**What to do:** Without the images, write out all of the following entries exactly.

━━━ Material provided ━━━

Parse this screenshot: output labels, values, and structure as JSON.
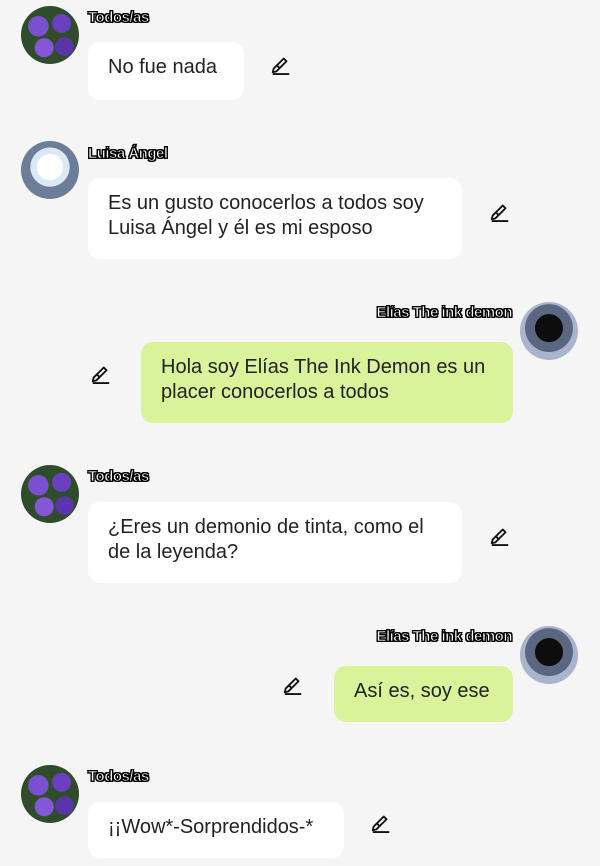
{
  "messages": [
    {
      "author": "Todos/as",
      "text": "No fue nada"
    },
    {
      "author": "Luisa Ángel",
      "text": "Es un gusto conocerlos a todos soy Luisa Ángel y él es mi esposo"
    },
    {
      "author": "Elías The ink demon",
      "text": "Hola soy Elías The Ink Demon es un placer conocerlos a todos"
    },
    {
      "author": "Todos/as",
      "text": "¿Eres un demonio de tinta, como el de la leyenda?"
    },
    {
      "author": "Elías The ink demon",
      "text": "Así es, soy ese"
    },
    {
      "author": "Todos/as",
      "text": "¡¡Wow*-Sorprendidos-*"
    }
  ],
  "colors": {
    "background": "#f5f5f5",
    "incoming_bubble": "#ffffff",
    "outgoing_bubble": "#d8f39a"
  },
  "icons": {
    "edit": "pencil-edit-icon"
  }
}
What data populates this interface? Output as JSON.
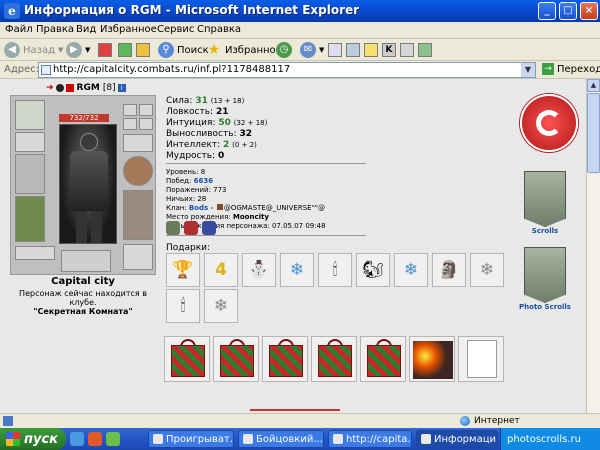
{
  "window": {
    "title": "Информация о RGM - Microsoft Internet Explorer",
    "controls": {
      "minimize": "_",
      "maximize": "□",
      "close": "×"
    }
  },
  "menu": [
    "Файл",
    "Правка",
    "Вид",
    "Избранное",
    "Сервис",
    "Справка"
  ],
  "toolbar": {
    "back": "Назад",
    "search": "Поиск",
    "favorites": "Избранное"
  },
  "address": {
    "label": "Адрес:",
    "url": "http://capitalcity.combats.ru/inf.pl?1178488117",
    "go": "Переход"
  },
  "profile": {
    "nick": "RGM",
    "level_tag": "[8]",
    "hp": "732/732",
    "stats": [
      {
        "label": "Сила:",
        "value": "31",
        "bonus": "(13 + 18)"
      },
      {
        "label": "Ловкость:",
        "value": "21",
        "bonus": ""
      },
      {
        "label": "Интуиция:",
        "value": "50",
        "bonus": "(32 + 18)"
      },
      {
        "label": "Выносливость:",
        "value": "32",
        "bonus": ""
      },
      {
        "label": "Интеллект:",
        "value": "2",
        "bonus": "(0 + 2)"
      },
      {
        "label": "Мудрость:",
        "value": "0",
        "bonus": ""
      }
    ],
    "details": {
      "level": "Уровень: 8",
      "wins_label": "Побед:",
      "wins": "6636",
      "losses": "Поражений: 773",
      "draws": "Ничьих: 28",
      "clan_label": "Клан:",
      "clan": "Bods -",
      "clan_rest": "@OGMASTE@_UNIVERSE\"\"@",
      "birthplace_label": "Место рождения:",
      "birthplace": "Mooncity",
      "birthday": "День рождения персонажа: 07.05.07 09:48"
    },
    "location": {
      "city": "Capital city",
      "where": "Персонаж сейчас находится в клубе.",
      "room": "\"Секретная Комната\""
    },
    "gifts_label": "Подарки:",
    "gifts_row1": [
      "🏆",
      "4",
      "⛄",
      "❄",
      "🕯",
      "🐿",
      "❄",
      "🗿",
      "❄"
    ],
    "gifts_row2": [
      "🕯",
      "❄"
    ],
    "scrolls_label": "Scrolls",
    "photo_scrolls_label": "Photo Scrolls"
  },
  "status": {
    "zone": "Интернет"
  },
  "taskbar": {
    "start": "пуск",
    "tasks": [
      "Проигрыват...",
      "Бойцовкий...",
      "http://capita...",
      "Информаци..."
    ],
    "tray": "photoscrolls.ru"
  }
}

━━━

**Response for this exercise:**
Parse this screenshot: output labels, values, and structure as JSON.
{
  "messages": [
    {
      "author": "Todos/as",
      "text": "No fue nada"
    },
    {
      "author": "Luisa Ángel",
      "text": "Es un gusto conocerlos a todos soy Luisa Ángel y él es mi esposo"
    },
    {
      "author": "Elías The ink demon",
      "text": "Hola soy Elías The Ink Demon es un placer conocerlos a todos"
    },
    {
      "author": "Todos/as",
      "text": "¿Eres un demonio de tinta, como el de la leyenda?"
    },
    {
      "author": "Elías The ink demon",
      "text": "Así es, soy ese"
    },
    {
      "author": "Todos/as",
      "text": "¡¡Wow*-Sorprendidos-*"
    }
  ],
  "colors": {
    "background": "#f5f5f5",
    "incoming_bubble": "#ffffff",
    "outgoing_bubble": "#d8f39a"
  },
  "icons": {
    "edit": "pencil-edit-icon"
  }
}
What data populates this interface? Output as JSON.
{
  "window": {
    "title": "Информация о RGM - Microsoft Internet Explorer",
    "controls": {
      "minimize": "_",
      "maximize": "□",
      "close": "×"
    }
  },
  "menu": [
    "Файл",
    "Правка",
    "Вид",
    "Избранное",
    "Сервис",
    "Справка"
  ],
  "toolbar": {
    "back": "Назад",
    "search": "Поиск",
    "favorites": "Избранное"
  },
  "address": {
    "label": "Адрес:",
    "url": "http://capitalcity.combats.ru/inf.pl?1178488117",
    "go": "Переход"
  },
  "profile": {
    "nick": "RGM",
    "level_tag": "[8]",
    "hp": "732/732",
    "stats": [
      {
        "label": "Сила:",
        "value": "31",
        "bonus": "(13 + 18)"
      },
      {
        "label": "Ловкость:",
        "value": "21",
        "bonus": ""
      },
      {
        "label": "Интуиция:",
        "value": "50",
        "bonus": "(32 + 18)"
      },
      {
        "label": "Выносливость:",
        "value": "32",
        "bonus": ""
      },
      {
        "label": "Интеллект:",
        "value": "2",
        "bonus": "(0 + 2)"
      },
      {
        "label": "Мудрость:",
        "value": "0",
        "bonus": ""
      }
    ],
    "details": {
      "level": "Уровень: 8",
      "wins_label": "Побед:",
      "wins": "6636",
      "losses": "Поражений: 773",
      "draws": "Ничьих: 28",
      "clan_label": "Клан:",
      "clan": "Bods -",
      "clan_rest": "@OGMASTE@_UNIVERSE\"\"@",
      "birthplace_label": "Место рождения:",
      "birthplace": "Mooncity",
      "birthday": "День рождения персонажа: 07.05.07 09:48"
    },
    "location": {
      "city": "Capital city",
      "where": "Персонаж сейчас находится в клубе.",
      "room": "\"Секретная Комната\""
    },
    "gifts_label": "Подарки:",
    "gifts_row1": [
      "🏆",
      "4",
      "⛄",
      "❄",
      "🕯",
      "🐿",
      "❄",
      "🗿",
      "❄"
    ],
    "gifts_row2": [
      "🕯",
      "❄"
    ],
    "scrolls_label": "Scrolls",
    "photo_scrolls_label": "Photo Scrolls"
  },
  "status": {
    "zone": "Интернет"
  },
  "taskbar": {
    "start": "пуск",
    "tasks": [
      "Проигрыват...",
      "Бойцовкий...",
      "http://capita...",
      "Информаци..."
    ],
    "tray": "photoscrolls.ru"
  }
}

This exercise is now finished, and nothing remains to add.